Scan the records below. List lines holding "UNIVERSITA".

** Start **

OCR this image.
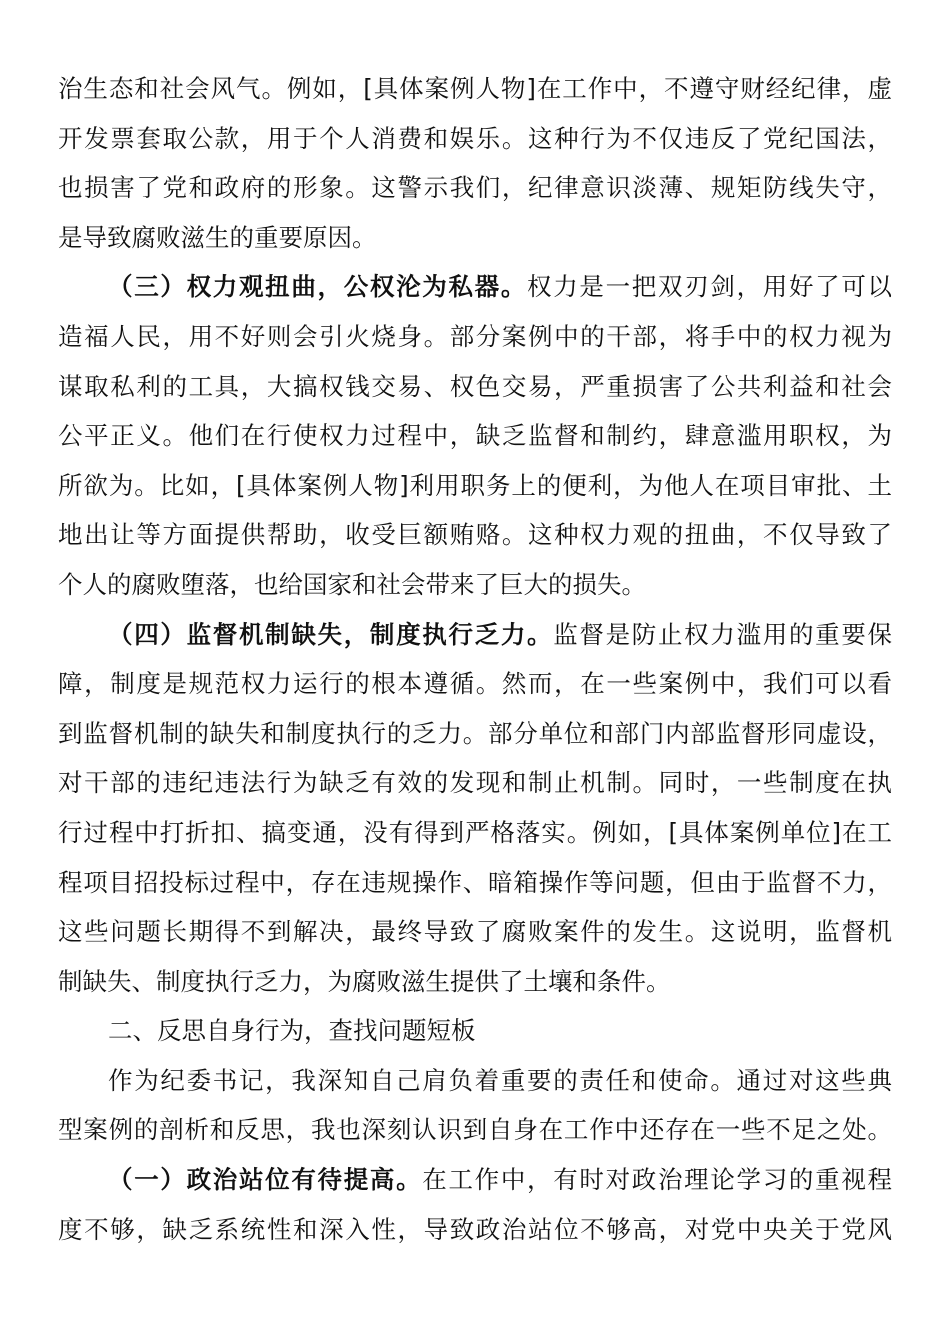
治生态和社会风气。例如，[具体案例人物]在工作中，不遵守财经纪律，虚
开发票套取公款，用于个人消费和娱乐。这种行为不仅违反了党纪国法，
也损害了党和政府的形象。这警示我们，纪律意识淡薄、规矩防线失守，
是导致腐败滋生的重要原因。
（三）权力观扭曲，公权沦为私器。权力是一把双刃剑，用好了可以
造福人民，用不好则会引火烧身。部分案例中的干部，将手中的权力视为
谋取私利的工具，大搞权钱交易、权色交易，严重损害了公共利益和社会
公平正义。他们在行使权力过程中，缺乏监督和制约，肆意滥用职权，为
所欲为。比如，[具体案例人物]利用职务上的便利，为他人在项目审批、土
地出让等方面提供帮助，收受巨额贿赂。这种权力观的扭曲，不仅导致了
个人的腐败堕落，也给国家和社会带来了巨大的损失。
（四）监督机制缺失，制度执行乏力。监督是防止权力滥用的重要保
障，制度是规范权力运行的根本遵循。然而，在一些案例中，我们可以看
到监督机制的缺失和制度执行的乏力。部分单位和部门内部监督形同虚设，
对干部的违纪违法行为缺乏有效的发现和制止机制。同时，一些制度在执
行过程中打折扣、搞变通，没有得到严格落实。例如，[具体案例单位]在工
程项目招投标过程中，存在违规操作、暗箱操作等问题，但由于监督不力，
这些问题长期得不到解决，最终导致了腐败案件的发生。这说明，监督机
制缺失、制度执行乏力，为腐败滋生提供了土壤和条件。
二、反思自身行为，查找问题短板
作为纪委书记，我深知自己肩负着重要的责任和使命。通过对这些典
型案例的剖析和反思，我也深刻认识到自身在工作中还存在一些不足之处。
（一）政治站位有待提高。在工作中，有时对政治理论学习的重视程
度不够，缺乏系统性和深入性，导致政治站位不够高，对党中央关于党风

** End **
** Start **

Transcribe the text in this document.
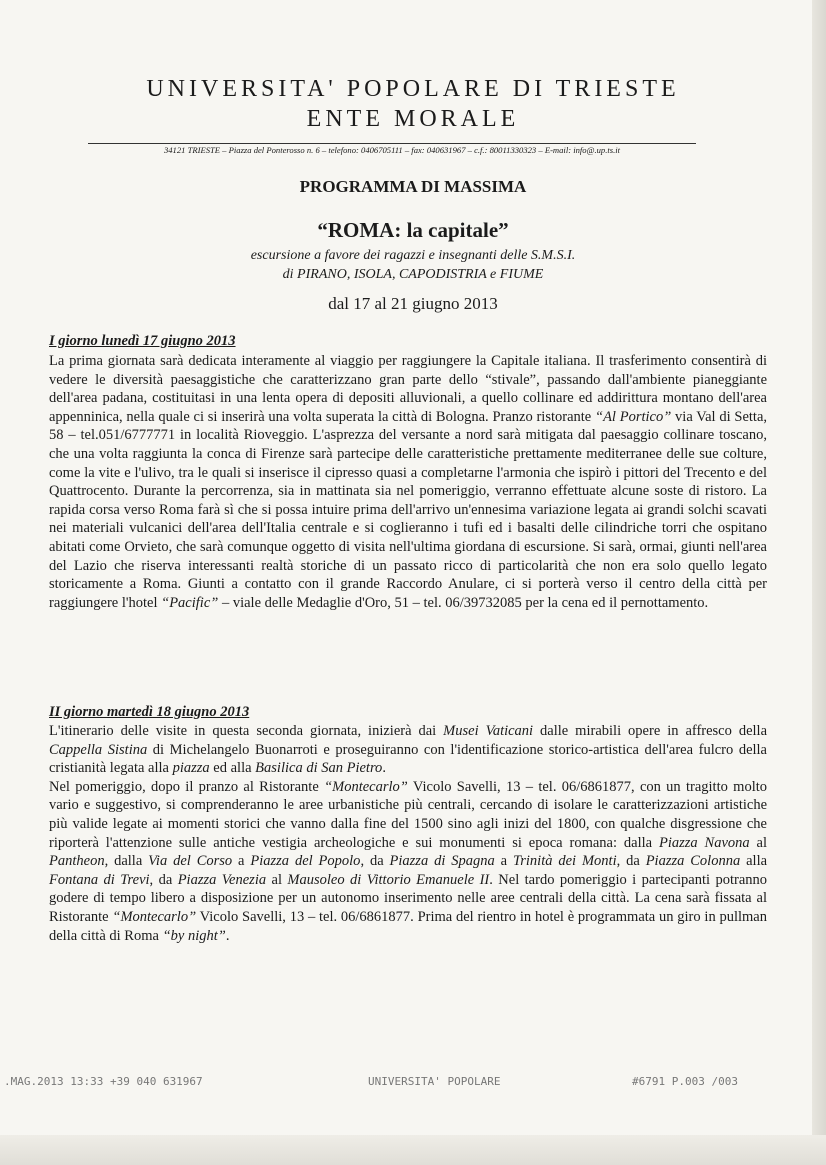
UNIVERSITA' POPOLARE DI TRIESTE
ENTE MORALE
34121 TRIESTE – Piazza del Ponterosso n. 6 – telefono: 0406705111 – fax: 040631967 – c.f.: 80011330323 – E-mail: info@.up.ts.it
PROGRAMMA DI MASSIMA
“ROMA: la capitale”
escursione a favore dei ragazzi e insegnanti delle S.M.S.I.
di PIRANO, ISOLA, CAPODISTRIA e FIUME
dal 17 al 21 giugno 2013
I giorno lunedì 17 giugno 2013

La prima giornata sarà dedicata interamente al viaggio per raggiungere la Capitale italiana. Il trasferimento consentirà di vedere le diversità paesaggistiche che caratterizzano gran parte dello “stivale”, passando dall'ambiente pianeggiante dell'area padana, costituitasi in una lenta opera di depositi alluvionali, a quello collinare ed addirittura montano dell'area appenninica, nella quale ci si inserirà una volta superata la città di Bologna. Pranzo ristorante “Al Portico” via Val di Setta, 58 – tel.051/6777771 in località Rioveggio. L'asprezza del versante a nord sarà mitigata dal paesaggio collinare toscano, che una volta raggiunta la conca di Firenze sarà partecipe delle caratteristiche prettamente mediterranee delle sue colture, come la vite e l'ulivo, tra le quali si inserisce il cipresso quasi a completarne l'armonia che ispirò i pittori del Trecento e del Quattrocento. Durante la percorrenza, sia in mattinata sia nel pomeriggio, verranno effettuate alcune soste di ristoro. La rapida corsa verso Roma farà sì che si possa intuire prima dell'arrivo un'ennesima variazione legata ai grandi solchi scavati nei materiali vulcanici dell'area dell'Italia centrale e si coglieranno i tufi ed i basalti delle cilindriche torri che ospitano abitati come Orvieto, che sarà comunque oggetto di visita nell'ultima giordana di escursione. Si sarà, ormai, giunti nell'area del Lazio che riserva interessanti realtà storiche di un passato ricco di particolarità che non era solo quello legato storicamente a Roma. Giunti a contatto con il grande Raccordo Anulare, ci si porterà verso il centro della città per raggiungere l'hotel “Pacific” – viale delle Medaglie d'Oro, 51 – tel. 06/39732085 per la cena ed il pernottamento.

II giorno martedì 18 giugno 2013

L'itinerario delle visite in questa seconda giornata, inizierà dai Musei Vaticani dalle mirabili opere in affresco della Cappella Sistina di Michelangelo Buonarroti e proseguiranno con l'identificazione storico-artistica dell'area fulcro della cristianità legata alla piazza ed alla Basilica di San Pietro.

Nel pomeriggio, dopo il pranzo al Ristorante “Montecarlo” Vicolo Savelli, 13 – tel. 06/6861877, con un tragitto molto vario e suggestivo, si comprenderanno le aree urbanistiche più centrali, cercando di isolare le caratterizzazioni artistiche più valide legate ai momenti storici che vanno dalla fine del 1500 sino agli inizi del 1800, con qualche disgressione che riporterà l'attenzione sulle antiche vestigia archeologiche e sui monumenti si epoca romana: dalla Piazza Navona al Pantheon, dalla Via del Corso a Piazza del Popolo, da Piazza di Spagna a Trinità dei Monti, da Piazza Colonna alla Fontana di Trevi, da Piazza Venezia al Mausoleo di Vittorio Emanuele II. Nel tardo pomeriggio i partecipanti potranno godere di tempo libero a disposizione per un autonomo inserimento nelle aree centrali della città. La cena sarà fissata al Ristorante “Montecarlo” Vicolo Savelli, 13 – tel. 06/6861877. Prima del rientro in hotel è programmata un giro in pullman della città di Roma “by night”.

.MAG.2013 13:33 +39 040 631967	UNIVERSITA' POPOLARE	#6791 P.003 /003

** End **

• _Answer to this problem_:
UNIVERSITA' POPOLARE DI TRIESTE
.MAG.2013 13:33 +39 040 631967	UNIVERSITA' POPOLARE	#6791 P.003 /003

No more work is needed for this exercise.